• STATED EXERCISE:
Locate every line below that contains the word "image" and copy it.

• DATASET RECORDS:
┄┄┄┄┄┄┄┄┄┄┄┄┄┄┄┄┄┄┄┄

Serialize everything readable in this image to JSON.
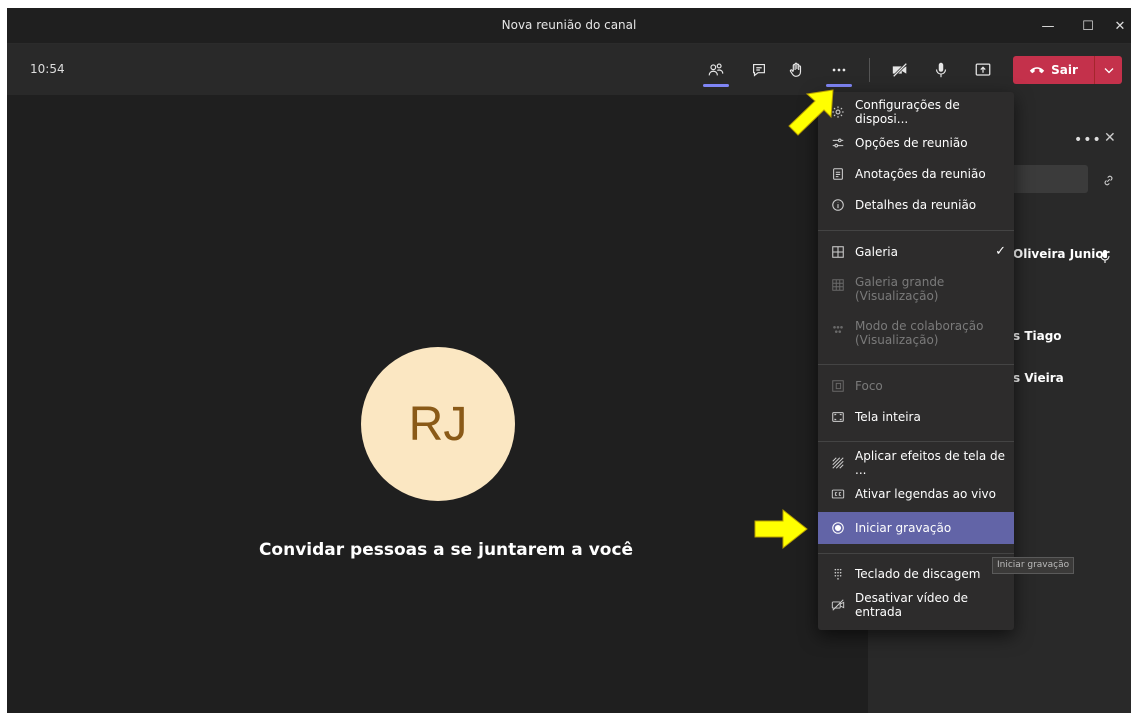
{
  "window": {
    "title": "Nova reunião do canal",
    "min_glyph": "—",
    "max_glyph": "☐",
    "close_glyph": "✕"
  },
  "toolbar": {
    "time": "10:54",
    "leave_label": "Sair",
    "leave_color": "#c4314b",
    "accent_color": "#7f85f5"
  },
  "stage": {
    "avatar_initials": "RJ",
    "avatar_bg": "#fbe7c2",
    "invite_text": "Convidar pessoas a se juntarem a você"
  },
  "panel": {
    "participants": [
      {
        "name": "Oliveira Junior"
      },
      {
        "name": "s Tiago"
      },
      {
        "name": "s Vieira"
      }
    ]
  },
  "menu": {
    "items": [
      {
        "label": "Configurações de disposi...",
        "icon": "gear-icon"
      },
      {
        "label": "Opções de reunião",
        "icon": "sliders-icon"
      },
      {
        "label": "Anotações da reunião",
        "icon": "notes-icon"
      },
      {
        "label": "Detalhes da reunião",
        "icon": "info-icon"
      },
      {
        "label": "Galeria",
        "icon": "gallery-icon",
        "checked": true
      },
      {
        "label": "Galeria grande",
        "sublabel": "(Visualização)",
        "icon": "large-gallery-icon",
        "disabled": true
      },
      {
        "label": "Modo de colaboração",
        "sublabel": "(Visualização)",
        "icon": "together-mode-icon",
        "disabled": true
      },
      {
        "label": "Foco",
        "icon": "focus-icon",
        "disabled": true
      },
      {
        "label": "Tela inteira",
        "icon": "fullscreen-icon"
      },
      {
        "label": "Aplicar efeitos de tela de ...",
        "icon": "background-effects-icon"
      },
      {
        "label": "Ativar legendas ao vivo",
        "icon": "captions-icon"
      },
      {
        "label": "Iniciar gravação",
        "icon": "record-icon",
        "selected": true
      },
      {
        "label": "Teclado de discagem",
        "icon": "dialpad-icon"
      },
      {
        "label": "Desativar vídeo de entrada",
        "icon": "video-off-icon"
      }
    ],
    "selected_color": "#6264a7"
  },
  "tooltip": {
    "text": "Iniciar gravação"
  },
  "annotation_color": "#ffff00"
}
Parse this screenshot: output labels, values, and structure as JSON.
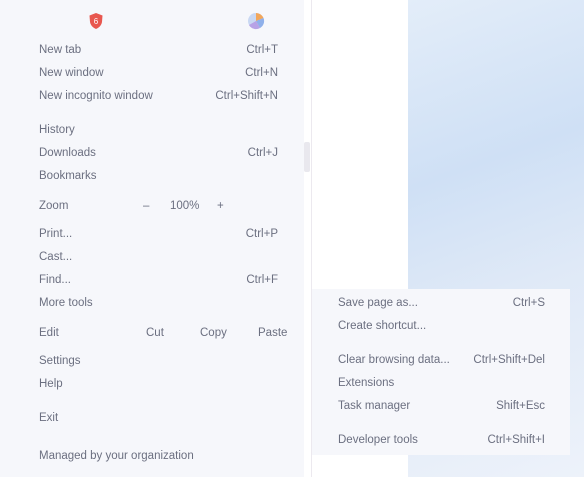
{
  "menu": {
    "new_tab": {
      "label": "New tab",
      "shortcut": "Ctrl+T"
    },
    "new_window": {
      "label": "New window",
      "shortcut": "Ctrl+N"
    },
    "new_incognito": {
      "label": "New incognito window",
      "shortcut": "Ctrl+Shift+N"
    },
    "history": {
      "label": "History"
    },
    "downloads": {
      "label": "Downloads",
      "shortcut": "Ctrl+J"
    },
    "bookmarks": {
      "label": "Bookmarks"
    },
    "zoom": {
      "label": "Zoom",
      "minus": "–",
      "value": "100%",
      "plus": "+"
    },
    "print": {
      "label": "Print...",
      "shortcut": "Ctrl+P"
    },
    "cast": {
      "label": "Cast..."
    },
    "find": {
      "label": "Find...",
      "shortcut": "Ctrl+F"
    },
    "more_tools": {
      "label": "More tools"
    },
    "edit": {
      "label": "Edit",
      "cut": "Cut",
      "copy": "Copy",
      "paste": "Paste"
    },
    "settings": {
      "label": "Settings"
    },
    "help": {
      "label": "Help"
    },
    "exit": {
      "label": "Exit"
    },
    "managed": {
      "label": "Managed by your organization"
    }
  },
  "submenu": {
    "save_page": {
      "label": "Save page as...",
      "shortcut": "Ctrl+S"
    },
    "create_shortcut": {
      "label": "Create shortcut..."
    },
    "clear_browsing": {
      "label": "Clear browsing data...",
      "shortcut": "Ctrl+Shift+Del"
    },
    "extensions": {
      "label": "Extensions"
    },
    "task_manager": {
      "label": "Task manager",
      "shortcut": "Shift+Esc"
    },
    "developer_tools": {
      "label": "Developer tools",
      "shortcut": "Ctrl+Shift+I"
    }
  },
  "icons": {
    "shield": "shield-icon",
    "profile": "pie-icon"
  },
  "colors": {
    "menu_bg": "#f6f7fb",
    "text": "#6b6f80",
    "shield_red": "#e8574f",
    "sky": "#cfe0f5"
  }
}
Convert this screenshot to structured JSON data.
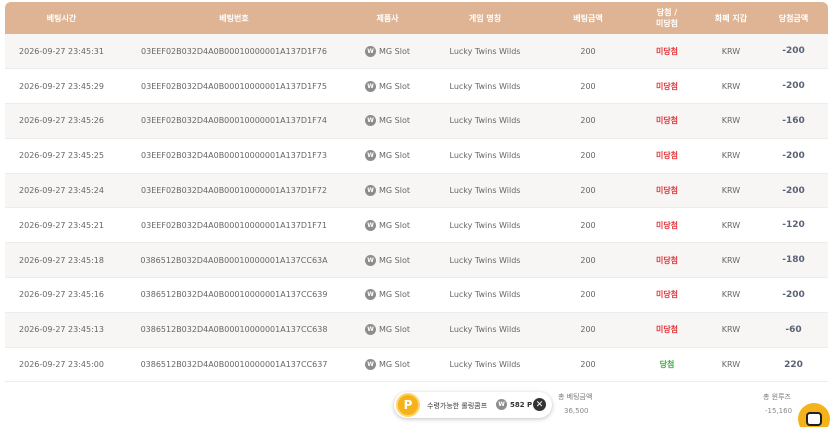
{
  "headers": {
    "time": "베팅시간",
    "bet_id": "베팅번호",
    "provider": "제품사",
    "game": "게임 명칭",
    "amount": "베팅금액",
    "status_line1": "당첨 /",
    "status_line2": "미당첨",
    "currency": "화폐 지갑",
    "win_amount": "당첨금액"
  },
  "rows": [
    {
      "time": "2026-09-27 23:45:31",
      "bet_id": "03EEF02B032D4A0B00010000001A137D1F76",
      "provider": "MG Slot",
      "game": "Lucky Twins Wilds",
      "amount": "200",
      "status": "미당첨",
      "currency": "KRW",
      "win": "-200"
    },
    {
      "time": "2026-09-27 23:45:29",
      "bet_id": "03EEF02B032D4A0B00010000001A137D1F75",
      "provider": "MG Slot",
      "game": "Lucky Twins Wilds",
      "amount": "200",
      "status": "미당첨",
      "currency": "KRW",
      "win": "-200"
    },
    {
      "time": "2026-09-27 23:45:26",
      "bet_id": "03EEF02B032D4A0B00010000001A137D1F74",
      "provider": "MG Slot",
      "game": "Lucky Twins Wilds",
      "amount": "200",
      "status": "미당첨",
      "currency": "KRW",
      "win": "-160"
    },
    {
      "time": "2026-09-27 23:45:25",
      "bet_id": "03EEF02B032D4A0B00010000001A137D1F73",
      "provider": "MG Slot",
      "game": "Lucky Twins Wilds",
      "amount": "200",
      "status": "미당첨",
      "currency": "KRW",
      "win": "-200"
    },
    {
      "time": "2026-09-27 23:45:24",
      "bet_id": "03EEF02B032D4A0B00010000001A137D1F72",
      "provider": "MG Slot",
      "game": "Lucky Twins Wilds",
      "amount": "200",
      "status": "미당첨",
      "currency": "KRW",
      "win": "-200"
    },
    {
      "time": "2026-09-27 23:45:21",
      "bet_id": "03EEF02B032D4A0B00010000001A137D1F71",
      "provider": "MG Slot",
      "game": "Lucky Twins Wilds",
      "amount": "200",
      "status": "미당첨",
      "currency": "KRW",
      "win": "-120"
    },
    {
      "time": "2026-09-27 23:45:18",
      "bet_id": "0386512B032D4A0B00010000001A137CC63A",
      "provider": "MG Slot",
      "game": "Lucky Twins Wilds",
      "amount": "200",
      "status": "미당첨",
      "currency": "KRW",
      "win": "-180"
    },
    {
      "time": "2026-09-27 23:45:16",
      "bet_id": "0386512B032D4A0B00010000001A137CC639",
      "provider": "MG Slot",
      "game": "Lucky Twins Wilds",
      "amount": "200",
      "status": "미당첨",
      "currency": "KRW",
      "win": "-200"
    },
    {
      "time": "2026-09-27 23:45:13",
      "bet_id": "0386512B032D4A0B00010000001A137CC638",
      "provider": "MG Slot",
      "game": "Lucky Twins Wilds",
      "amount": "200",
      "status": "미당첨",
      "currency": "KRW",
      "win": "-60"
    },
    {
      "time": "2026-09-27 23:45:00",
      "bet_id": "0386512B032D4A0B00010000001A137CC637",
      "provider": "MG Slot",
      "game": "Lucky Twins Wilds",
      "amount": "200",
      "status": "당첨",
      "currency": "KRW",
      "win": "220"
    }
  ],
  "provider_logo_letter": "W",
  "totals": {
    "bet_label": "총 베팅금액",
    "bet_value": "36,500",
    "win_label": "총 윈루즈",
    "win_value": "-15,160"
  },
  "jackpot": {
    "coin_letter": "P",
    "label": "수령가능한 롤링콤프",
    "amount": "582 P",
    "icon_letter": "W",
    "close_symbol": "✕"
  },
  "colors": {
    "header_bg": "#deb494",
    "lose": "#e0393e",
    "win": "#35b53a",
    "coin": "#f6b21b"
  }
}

┄┄┄┄┄┄┄┄┄┄┄┄┄┄┄┄┄┄┄┄

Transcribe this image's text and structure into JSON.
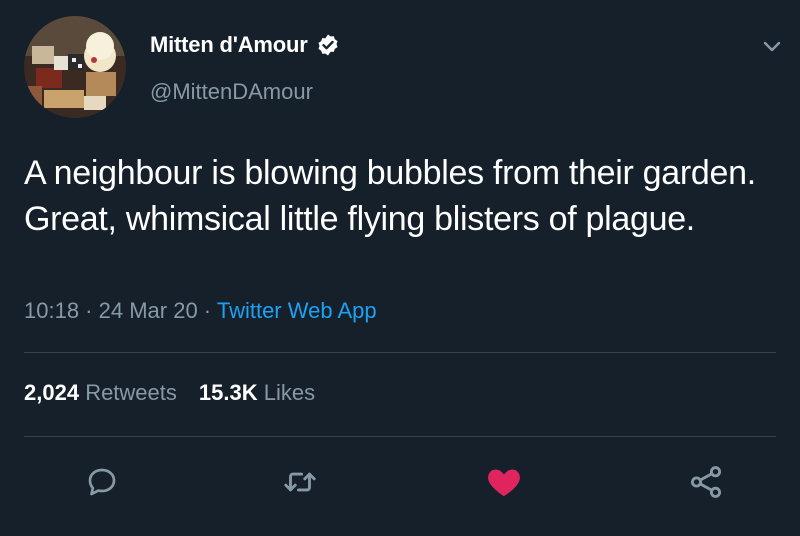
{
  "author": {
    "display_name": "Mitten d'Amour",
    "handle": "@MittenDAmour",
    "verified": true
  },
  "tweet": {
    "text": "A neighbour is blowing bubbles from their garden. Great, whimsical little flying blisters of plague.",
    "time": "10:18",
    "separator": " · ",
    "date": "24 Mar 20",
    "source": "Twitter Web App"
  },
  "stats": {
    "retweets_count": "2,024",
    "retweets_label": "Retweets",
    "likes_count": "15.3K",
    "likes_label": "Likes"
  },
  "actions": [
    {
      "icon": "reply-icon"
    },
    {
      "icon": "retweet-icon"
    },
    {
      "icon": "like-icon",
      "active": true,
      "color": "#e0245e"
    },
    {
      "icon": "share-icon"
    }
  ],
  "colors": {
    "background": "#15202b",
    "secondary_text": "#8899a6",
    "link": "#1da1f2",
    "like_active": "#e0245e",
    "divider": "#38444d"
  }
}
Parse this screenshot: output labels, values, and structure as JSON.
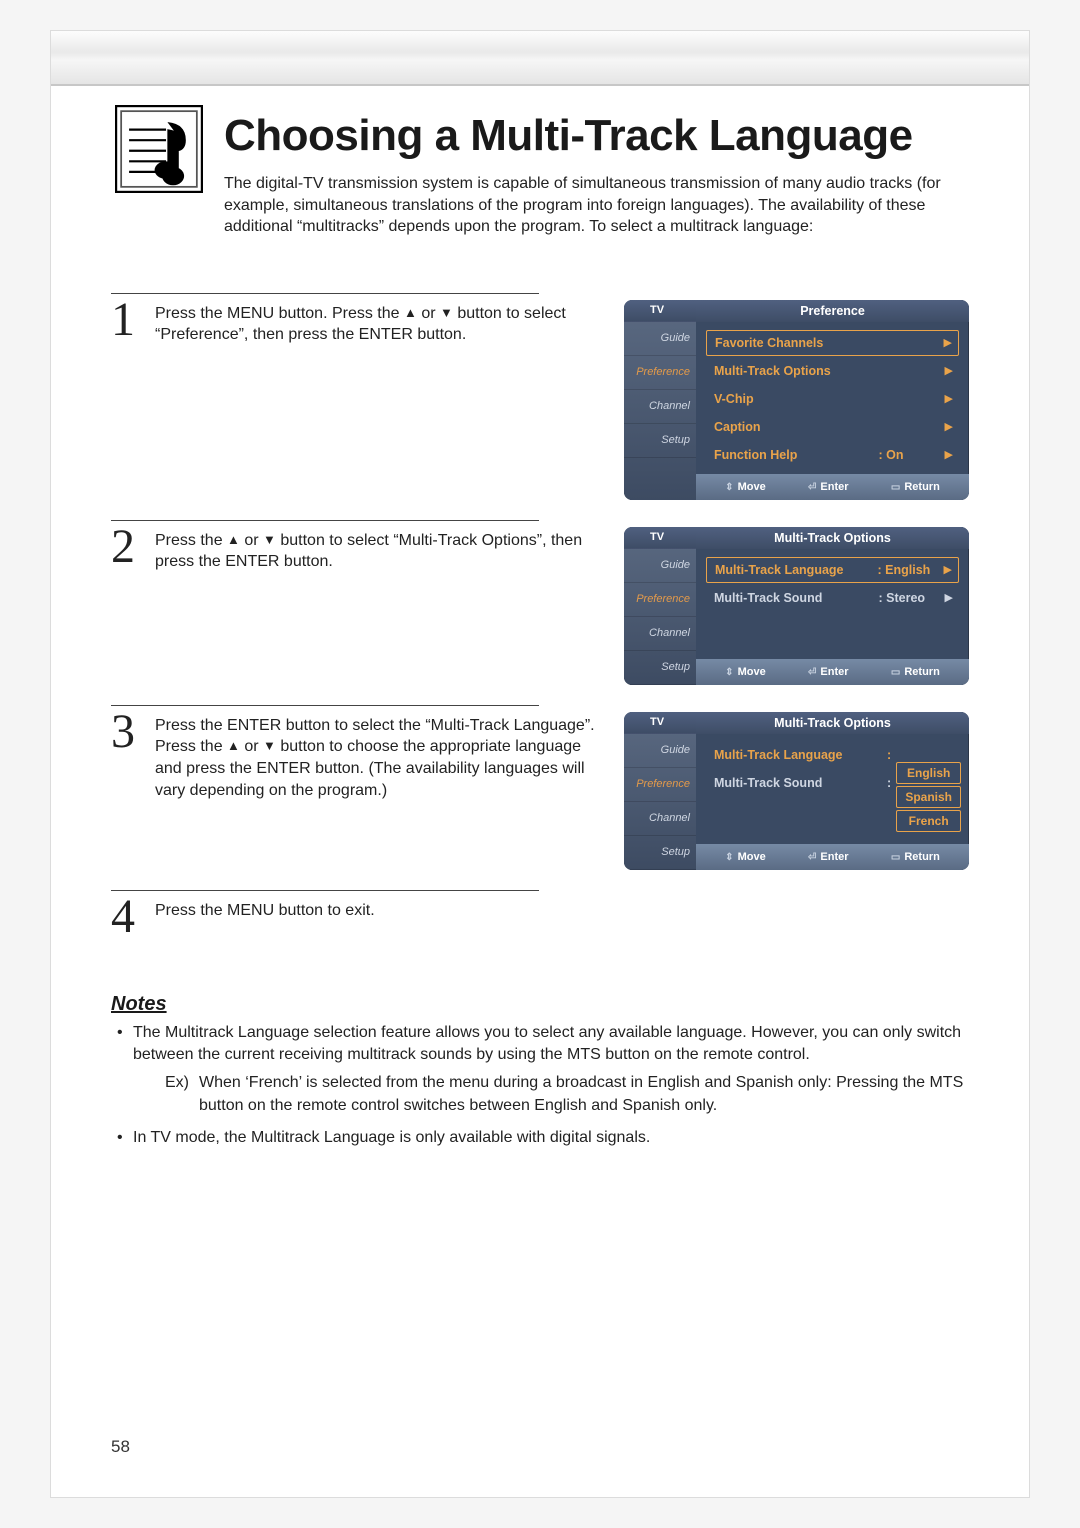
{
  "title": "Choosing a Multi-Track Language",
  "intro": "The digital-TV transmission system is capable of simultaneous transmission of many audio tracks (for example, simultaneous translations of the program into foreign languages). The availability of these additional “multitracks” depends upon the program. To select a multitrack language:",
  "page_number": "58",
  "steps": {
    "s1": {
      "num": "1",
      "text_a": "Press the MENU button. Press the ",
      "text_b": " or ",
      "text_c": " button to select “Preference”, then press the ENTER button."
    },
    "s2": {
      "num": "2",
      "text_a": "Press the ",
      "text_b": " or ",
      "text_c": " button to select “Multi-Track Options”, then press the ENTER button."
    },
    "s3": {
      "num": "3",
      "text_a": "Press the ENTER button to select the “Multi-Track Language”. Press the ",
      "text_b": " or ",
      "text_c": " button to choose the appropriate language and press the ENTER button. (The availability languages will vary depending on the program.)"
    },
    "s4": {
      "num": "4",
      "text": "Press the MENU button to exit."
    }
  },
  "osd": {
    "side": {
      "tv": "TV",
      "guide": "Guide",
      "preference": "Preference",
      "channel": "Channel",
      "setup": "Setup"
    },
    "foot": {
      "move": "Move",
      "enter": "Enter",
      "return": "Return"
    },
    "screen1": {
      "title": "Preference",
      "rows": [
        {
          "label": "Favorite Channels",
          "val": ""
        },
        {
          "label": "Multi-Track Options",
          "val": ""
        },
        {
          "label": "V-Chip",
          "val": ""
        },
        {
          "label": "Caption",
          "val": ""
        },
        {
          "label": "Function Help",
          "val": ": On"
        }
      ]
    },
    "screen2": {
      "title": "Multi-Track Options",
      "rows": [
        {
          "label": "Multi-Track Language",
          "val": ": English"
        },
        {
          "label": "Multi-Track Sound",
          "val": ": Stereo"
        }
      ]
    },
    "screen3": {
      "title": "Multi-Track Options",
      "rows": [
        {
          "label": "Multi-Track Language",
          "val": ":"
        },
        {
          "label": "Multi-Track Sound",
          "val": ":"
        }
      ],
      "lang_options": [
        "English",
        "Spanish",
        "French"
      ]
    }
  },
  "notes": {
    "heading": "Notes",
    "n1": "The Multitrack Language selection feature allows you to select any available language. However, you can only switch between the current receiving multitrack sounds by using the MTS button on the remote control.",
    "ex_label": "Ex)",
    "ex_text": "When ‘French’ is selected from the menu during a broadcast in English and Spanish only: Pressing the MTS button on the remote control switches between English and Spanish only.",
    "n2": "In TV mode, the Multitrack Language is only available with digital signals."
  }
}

┄┄┄┄┄┄┄┄┄┄┄┄┄┄┄┄┄┄┄┄

• EXPECTED OUTPUT:
Serialize everything readable in this image to JSON.
Transcribe this image's text and structure into JSON.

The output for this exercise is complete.